(Stored entries)
(begin)
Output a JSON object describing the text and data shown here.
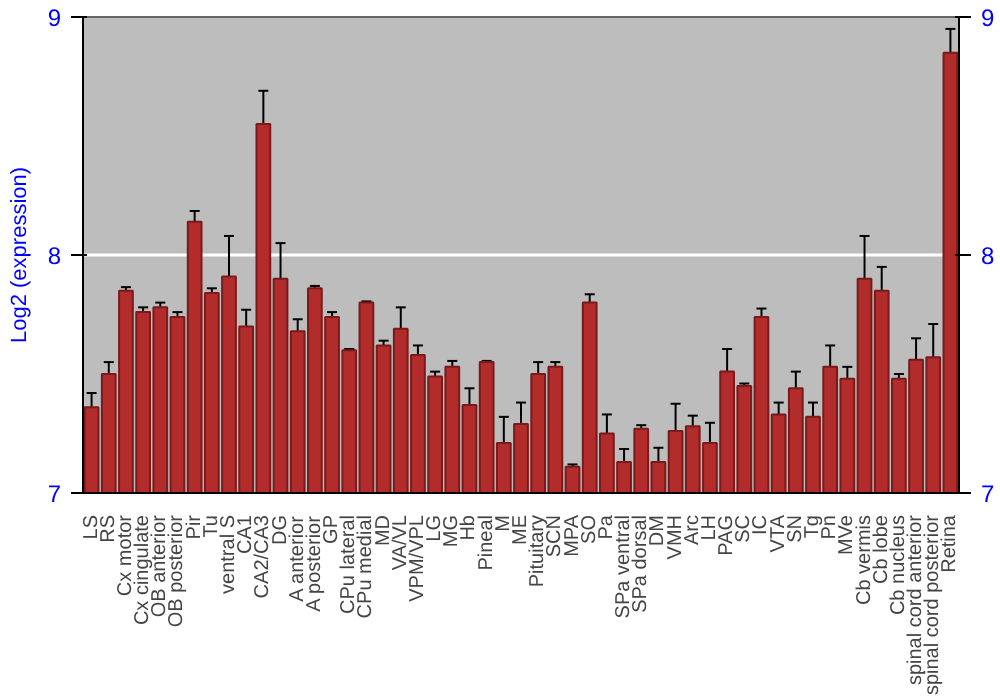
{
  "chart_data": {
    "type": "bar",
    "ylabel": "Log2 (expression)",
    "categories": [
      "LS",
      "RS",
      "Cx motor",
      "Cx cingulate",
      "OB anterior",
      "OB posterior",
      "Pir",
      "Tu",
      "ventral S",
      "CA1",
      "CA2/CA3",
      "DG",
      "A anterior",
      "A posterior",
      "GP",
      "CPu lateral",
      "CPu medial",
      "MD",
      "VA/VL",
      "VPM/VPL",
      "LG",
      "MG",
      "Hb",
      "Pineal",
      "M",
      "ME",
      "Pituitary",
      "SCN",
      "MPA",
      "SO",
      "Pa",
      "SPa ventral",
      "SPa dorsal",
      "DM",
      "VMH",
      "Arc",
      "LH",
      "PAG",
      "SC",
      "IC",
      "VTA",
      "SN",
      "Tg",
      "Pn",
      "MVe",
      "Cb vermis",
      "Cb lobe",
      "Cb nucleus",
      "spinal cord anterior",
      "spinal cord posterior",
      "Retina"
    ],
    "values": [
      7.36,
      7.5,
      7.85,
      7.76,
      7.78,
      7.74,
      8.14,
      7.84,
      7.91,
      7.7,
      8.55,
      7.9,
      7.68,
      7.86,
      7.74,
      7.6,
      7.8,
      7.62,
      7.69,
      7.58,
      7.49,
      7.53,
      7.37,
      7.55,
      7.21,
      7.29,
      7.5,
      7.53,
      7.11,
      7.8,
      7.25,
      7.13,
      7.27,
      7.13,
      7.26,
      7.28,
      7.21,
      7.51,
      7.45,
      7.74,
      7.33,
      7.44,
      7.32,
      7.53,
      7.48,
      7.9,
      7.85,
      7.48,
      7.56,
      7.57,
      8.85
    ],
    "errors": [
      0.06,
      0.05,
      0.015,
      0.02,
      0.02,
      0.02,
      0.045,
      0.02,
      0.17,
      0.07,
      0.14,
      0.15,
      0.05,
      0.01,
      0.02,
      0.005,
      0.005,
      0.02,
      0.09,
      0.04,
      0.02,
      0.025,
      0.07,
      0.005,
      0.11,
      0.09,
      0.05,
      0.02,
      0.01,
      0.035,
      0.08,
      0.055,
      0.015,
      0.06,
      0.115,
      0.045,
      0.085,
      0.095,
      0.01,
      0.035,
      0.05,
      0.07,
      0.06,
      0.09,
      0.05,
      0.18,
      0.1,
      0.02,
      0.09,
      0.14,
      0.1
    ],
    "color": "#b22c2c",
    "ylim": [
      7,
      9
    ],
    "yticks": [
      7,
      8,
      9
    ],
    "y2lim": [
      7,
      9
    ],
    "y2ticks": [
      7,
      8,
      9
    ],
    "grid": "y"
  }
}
(end)
Which lines above contain the word "posterior"? Copy each of them.

### SOLUTION BELOW
      "OB posterior",
      "A posterior",
      "spinal cord posterior",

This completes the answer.